▶ **The problem**: From the records below, extract all the text exactly and leave the images behind.

Stored records:
----------

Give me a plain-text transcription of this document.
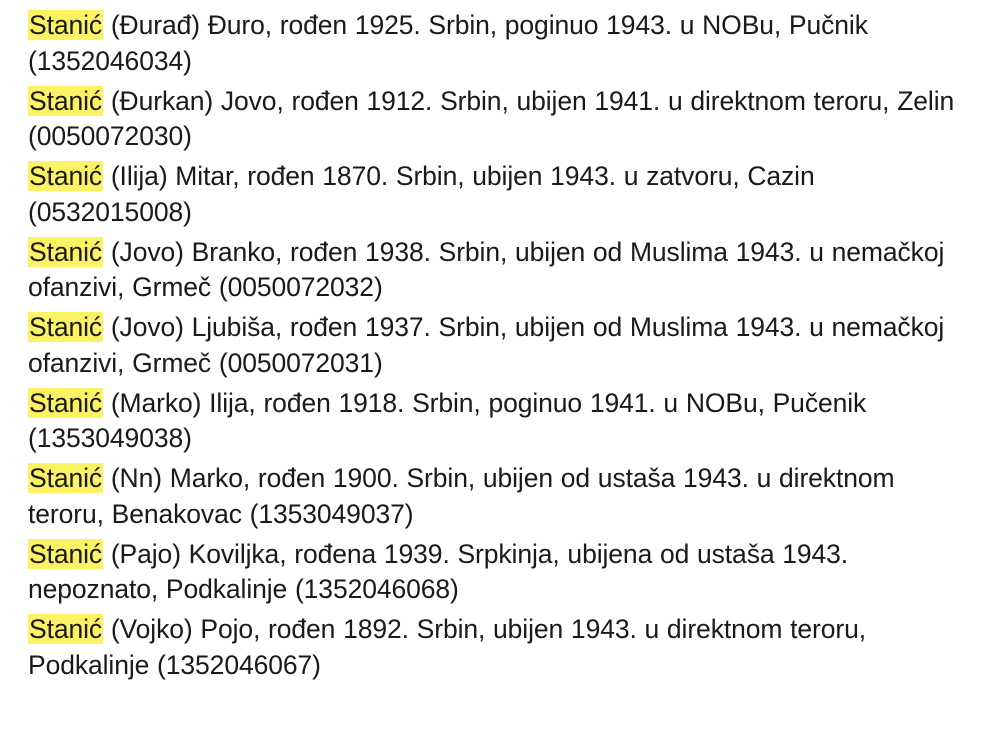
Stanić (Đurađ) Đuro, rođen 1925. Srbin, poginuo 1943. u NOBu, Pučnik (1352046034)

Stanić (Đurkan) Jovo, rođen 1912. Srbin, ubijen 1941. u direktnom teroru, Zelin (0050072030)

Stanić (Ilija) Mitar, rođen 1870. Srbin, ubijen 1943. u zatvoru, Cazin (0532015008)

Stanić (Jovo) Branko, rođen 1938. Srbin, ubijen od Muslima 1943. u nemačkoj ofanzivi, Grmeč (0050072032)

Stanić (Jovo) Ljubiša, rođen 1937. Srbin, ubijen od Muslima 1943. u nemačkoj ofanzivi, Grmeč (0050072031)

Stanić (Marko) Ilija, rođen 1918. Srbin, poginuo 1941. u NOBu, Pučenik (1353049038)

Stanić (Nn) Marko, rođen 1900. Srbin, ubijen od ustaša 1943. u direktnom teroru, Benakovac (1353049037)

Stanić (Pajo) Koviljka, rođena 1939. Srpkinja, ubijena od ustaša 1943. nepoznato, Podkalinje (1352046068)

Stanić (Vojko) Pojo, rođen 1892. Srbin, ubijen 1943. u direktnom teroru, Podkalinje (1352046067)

----------

▶ **Solution**:
Give me a plain-text transcription of this document.
Stanić (Đurađ) Đuro, rođen 1925. Srbin, poginuo 1943. u NOBu, Pučnik (1352046034)

Stanić (Đurkan) Jovo, rođen 1912. Srbin, ubijen 1941. u direktnom teroru, Zelin (0050072030)

Stanić (Ilija) Mitar, rođen 1870. Srbin, ubijen 1943. u zatvoru, Cazin (0532015008)

Stanić (Jovo) Branko, rođen 1938. Srbin, ubijen od Muslima 1943. u nemačkoj ofanzivi, Grmeč (0050072032)

Stanić (Jovo) Ljubiša, rođen 1937. Srbin, ubijen od Muslima 1943. u nemačkoj ofanzivi, Grmeč (0050072031)

Stanić (Marko) Ilija, rođen 1918. Srbin, poginuo 1941. u NOBu, Pučenik (1353049038)

Stanić (Nn) Marko, rođen 1900. Srbin, ubijen od ustaša 1943. u direktnom teroru, Benakovac (1353049037)

Stanić (Pajo) Koviljka, rođena 1939. Srpkinja, ubijena od ustaša 1943. nepoznato, Podkalinje (1352046068)

Stanić (Vojko) Pojo, rođen 1892. Srbin, ubijen 1943. u direktnom teroru, Podkalinje (1352046067)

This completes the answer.